## Short exercise
Locate and copy each line in the data that contains the word "color".

## Records
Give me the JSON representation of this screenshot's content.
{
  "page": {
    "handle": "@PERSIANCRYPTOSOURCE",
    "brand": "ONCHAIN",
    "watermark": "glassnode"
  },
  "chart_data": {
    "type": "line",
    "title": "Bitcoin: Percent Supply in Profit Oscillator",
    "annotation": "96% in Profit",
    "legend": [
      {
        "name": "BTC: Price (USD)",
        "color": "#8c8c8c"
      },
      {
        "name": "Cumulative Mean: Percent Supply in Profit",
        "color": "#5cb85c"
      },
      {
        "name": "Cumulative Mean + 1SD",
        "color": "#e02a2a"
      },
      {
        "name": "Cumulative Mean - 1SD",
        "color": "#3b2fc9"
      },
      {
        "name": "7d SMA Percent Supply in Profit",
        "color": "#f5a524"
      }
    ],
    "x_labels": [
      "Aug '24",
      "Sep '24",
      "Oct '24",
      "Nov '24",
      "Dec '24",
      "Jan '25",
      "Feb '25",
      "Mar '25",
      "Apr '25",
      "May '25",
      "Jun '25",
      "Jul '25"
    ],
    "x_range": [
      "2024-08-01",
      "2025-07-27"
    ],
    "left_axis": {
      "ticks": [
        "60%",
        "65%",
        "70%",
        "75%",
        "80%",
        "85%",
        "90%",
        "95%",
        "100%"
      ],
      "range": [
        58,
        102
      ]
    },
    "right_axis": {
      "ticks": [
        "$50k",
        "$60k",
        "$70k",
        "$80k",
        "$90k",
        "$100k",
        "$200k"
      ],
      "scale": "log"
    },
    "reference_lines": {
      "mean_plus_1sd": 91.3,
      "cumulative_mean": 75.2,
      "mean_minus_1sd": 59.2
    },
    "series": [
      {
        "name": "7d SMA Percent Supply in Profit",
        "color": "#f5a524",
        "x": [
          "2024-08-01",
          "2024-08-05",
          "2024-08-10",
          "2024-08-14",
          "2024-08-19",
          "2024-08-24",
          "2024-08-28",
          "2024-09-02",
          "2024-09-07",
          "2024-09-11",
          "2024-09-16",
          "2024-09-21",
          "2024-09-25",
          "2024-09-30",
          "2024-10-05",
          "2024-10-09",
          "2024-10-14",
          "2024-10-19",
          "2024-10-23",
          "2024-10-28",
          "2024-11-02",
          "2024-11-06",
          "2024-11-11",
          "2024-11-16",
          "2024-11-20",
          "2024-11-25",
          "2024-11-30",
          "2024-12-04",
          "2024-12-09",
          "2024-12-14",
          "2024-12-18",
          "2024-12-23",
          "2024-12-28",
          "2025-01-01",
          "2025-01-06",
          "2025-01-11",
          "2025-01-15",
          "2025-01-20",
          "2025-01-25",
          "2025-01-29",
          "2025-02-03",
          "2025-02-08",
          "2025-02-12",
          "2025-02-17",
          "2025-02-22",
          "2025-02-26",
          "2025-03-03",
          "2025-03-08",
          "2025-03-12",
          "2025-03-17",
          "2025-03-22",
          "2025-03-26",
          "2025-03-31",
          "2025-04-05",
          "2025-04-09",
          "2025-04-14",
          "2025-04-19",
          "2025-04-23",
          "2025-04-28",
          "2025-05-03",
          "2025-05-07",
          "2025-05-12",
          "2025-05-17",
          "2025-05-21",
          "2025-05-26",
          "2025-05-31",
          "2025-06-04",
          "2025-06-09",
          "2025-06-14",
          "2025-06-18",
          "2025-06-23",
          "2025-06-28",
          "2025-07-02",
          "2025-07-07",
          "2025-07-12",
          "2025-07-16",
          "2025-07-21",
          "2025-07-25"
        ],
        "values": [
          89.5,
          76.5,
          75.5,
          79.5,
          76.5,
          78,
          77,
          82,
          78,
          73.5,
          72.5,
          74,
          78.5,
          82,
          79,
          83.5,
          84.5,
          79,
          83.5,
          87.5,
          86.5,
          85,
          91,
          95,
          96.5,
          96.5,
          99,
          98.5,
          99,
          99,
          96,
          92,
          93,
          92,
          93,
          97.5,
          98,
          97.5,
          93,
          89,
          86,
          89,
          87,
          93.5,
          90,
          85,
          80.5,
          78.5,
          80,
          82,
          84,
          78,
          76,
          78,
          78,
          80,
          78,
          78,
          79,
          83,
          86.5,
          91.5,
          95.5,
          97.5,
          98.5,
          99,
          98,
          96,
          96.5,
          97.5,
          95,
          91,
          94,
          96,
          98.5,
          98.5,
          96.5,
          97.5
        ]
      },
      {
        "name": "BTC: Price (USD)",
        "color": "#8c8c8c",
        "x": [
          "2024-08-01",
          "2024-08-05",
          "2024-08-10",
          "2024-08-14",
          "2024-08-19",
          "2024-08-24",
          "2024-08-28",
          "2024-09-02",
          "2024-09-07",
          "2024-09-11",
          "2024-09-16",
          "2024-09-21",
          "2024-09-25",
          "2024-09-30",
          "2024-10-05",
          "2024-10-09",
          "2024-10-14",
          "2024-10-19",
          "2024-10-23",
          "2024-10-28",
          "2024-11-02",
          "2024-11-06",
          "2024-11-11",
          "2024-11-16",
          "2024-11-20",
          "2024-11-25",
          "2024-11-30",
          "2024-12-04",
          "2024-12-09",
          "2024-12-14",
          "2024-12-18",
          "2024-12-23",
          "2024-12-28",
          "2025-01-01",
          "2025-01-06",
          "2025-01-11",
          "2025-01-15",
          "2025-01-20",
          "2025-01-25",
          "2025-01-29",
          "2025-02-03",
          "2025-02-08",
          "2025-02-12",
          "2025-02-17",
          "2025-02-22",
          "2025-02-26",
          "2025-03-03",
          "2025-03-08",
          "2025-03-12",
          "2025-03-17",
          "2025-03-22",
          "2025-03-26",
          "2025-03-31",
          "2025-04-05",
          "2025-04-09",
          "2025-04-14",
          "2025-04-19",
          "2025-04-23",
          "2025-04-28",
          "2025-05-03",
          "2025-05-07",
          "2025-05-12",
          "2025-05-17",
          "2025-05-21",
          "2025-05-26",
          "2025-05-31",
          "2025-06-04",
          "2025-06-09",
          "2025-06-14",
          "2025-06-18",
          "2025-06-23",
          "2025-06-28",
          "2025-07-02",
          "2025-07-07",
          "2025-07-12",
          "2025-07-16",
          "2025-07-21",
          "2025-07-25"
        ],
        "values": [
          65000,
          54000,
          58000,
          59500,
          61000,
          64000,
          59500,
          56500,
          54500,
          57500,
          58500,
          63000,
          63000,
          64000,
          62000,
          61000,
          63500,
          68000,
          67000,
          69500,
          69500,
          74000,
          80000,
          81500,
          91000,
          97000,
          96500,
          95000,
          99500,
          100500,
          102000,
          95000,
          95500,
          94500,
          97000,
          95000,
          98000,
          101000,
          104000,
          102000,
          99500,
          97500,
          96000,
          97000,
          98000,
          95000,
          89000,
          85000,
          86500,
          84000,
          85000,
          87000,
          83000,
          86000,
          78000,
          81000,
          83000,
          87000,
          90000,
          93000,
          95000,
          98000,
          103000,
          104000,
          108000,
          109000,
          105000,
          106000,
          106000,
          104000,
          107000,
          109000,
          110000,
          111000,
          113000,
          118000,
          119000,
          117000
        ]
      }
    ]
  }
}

## Output of the task
        "color": "#8c8c8c"
        "color": "#5cb85c"
        "color": "#e02a2a"
        "color": "#3b2fc9"
        "color": "#f5a524"
        "color": "#f5a524",
        "color": "#8c8c8c",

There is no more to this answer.